### [WHAT THE TASK ASKS]
Lines containing the word "Sign" are the ones to copy from the records below.

### [STORED RECORDS]
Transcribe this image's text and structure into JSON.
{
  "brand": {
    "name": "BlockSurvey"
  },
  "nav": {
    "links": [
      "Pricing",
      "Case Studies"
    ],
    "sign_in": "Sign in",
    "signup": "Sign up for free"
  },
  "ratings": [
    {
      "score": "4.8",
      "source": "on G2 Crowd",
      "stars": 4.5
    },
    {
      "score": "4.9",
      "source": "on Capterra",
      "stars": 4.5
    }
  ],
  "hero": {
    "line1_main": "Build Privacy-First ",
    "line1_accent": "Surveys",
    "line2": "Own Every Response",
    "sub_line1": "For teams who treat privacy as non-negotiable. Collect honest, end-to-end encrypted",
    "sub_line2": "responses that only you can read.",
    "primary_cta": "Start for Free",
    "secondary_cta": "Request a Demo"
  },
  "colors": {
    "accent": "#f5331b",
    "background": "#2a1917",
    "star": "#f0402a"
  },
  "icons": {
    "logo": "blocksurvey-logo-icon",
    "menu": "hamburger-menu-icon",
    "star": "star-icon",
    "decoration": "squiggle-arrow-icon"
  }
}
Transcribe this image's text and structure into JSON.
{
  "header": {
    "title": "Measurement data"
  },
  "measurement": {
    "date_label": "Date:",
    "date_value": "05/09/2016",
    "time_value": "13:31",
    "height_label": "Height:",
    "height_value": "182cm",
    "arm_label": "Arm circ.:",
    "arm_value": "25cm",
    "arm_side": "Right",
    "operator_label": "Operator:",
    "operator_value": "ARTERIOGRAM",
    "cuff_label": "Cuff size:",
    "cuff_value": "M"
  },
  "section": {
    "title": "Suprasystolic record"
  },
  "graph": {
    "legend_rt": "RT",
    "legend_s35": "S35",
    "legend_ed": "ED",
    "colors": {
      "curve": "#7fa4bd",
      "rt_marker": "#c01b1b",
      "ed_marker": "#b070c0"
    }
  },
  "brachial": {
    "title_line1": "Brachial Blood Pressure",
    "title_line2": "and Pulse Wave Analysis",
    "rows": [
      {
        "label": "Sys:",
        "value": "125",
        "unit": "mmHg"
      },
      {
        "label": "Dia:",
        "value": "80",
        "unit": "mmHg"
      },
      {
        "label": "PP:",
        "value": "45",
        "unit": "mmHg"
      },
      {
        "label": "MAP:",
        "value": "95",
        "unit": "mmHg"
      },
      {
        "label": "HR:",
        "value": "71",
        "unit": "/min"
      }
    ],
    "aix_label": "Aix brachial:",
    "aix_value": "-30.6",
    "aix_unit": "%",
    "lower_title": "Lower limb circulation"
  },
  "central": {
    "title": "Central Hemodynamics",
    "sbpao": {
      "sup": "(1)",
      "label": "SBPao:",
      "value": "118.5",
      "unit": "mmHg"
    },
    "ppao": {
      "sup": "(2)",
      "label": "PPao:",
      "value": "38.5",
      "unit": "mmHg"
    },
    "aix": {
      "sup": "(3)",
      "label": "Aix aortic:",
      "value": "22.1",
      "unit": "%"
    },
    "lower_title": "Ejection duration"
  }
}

### [RESPONSE TO THE TASK]
    "sign_in": "Sign in",
    "signup": "Sign up for free"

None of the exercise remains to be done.